Saved entries:

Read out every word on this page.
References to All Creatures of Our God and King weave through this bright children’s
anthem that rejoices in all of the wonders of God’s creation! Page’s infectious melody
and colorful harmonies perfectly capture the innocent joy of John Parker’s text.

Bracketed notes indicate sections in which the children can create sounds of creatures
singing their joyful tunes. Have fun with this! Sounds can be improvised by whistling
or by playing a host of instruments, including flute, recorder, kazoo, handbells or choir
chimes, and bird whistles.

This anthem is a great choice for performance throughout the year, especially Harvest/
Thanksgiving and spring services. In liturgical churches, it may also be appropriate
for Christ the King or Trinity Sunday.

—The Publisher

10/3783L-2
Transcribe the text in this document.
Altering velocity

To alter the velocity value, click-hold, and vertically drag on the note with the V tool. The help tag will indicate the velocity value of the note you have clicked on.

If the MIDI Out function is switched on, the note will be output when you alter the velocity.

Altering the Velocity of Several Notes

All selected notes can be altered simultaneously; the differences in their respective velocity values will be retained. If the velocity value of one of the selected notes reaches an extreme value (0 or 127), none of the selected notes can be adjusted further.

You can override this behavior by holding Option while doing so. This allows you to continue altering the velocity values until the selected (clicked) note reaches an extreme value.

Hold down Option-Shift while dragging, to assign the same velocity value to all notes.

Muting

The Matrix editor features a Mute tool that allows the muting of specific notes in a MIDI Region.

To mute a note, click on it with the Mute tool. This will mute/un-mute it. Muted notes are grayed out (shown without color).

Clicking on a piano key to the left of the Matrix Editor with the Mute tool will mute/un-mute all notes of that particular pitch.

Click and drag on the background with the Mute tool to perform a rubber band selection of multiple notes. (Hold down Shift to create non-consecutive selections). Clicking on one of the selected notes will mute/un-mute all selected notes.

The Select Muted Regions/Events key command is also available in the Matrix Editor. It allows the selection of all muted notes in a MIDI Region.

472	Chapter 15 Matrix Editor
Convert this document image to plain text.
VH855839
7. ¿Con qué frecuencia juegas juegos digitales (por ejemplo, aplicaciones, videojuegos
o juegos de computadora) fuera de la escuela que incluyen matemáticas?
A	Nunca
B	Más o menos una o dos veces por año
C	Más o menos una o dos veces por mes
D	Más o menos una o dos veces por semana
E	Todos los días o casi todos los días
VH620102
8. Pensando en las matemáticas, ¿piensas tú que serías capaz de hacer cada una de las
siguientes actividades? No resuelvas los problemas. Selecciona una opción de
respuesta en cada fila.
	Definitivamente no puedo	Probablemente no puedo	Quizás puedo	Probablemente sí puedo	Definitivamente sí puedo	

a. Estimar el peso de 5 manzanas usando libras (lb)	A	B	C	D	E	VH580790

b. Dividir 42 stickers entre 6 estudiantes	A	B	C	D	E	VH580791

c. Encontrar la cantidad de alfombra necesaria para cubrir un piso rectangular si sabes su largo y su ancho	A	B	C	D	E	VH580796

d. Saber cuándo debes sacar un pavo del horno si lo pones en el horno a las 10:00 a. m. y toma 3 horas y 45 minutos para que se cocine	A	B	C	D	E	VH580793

**DIRECTION**: Go through the data and count each line that has the word "text", then give the total alone.

**RESULT FOR THIS TASK**: 3